_Exercise details:_ Identify each line in the records below that contains the word "Supreme", and copy it.

_Data for this task:_
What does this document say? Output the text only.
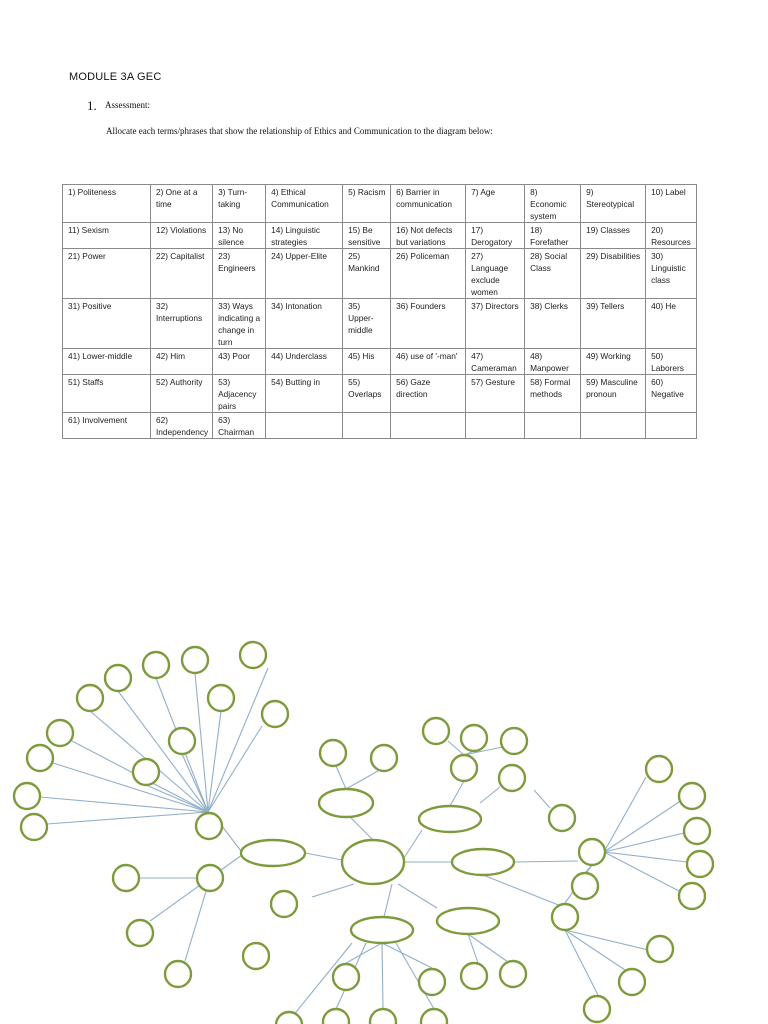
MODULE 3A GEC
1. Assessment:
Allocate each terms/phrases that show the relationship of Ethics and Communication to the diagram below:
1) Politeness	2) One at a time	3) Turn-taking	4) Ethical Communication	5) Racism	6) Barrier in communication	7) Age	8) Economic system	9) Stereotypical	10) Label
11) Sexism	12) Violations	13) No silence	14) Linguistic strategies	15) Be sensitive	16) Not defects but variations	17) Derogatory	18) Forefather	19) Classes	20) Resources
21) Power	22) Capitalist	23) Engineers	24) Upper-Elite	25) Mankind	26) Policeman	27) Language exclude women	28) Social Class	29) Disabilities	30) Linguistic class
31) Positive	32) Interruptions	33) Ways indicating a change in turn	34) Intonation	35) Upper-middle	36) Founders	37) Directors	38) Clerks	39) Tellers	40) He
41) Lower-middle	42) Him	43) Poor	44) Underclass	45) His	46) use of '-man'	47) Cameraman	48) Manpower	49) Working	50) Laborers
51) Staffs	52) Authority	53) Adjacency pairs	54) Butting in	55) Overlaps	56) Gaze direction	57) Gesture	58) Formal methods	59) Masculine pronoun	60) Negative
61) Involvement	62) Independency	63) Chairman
...
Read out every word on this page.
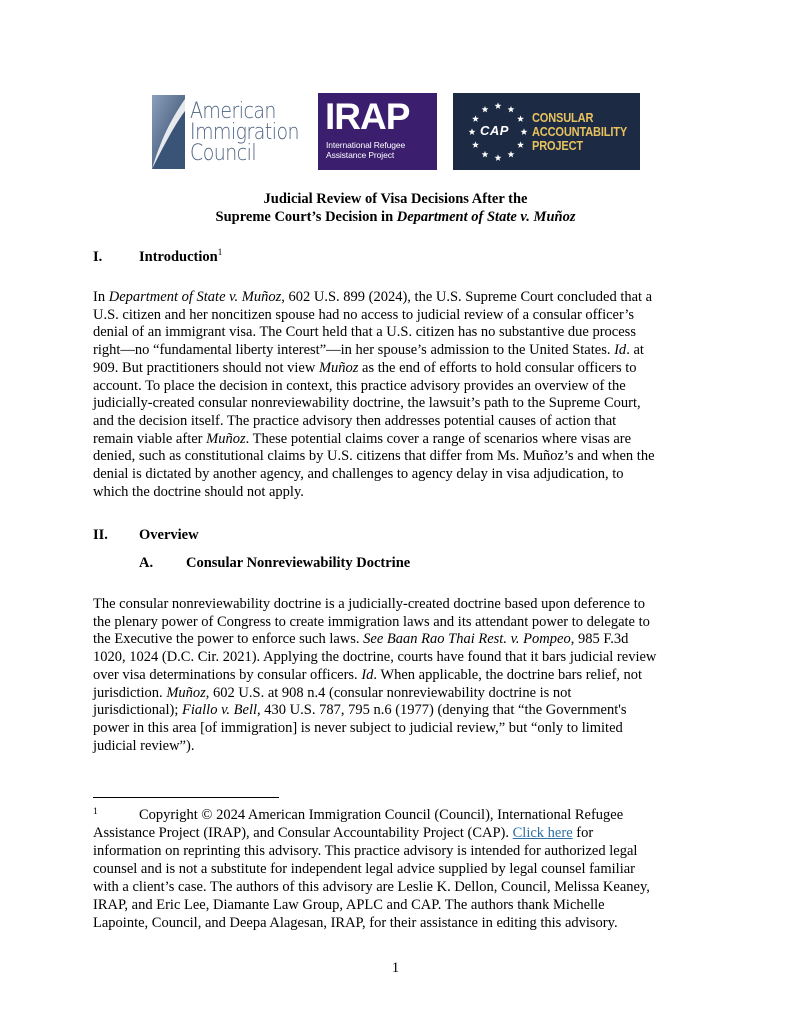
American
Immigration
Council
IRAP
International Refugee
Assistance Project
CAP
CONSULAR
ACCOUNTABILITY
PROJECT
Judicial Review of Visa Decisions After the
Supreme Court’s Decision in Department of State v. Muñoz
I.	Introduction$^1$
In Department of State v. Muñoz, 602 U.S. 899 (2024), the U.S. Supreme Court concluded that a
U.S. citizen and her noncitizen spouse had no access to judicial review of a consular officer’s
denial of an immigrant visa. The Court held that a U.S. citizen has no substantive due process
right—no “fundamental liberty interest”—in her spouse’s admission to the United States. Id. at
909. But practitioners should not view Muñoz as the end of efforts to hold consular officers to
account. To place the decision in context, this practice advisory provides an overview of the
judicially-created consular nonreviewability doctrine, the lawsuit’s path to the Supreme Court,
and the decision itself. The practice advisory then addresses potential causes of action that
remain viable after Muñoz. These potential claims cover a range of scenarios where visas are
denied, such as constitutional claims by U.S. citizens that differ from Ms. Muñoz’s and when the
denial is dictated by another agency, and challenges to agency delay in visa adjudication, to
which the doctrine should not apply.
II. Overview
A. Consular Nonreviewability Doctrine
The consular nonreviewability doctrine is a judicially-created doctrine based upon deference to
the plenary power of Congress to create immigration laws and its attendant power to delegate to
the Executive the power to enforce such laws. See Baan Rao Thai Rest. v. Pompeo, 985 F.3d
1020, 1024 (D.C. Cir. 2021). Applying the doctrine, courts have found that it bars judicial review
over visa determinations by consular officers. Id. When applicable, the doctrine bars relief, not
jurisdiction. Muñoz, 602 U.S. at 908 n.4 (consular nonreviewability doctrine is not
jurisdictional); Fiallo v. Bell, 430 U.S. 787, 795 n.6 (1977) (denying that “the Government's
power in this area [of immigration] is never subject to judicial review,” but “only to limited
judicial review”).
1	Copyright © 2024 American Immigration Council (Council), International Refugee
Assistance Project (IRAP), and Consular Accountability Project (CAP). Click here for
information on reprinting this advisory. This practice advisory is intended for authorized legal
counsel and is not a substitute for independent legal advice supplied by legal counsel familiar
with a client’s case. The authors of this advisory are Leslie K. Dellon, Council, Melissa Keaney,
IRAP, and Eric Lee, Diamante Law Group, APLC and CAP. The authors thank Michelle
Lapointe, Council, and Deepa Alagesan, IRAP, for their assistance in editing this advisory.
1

_Task output:_
Supreme Court’s Decision in Department of State v. Muñoz
In Department of State v. Muñoz, 602 U.S. 899 (2024), the U.S. Supreme Court concluded that a
judicially-created consular nonreviewability doctrine, the lawsuit’s path to the Supreme Court,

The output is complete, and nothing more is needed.